▸ Task to carry out:
Below is a set of records; restate each one word for word.
<<<<
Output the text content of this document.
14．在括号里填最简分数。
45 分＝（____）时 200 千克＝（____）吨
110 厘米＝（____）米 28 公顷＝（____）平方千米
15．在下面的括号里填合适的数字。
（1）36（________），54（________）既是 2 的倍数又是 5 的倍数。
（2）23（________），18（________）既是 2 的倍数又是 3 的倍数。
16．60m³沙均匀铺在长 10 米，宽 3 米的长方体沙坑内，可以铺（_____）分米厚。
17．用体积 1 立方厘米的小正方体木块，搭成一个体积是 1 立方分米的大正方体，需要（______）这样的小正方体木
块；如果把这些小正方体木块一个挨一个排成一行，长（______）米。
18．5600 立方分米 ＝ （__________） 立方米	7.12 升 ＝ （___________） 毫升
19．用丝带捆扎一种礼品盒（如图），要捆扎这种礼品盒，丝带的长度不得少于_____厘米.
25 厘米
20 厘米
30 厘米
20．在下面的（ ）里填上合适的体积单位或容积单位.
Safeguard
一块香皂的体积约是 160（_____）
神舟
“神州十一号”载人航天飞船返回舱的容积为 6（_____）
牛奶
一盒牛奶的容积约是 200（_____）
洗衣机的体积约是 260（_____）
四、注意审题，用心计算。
>>>>
▸ Correct response:
Output the text content of this document.
14．在括号里填最简分数。
45 分＝（____）时 200 千克＝（____）吨
110 厘米＝（____）米 28 公顷＝（____）平方千米
15．在下面的括号里填合适的数字。
（1）36（________），54（________）既是 2 的倍数又是 5 的倍数。
（2）23（________），18（________）既是 2 的倍数又是 3 的倍数。
16．60m³沙均匀铺在长 10 米，宽 3 米的长方体沙坑内，可以铺（_____）分米厚。
17．用体积 1 立方厘米的小正方体木块，搭成一个体积是 1 立方分米的大正方体，需要（______）这样的小正方体木
块；如果把这些小正方体木块一个挨一个排成一行，长（______）米。
18．5600 立方分米 ＝ （__________） 立方米	7.12 升 ＝ （___________） 毫升
19．用丝带捆扎一种礼品盒（如图），要捆扎这种礼品盒，丝带的长度不得少于_____厘米.
25 厘米
20 厘米
30 厘米
20．在下面的（ ）里填上合适的体积单位或容积单位.
Safeguard
一块香皂的体积约是 160（_____）
神舟
“神州十一号”载人航天飞船返回舱的容积为 6（_____）
牛奶
一盒牛奶的容积约是 200（_____）
洗衣机的体积约是 260（_____）
四、注意审题，用心计算。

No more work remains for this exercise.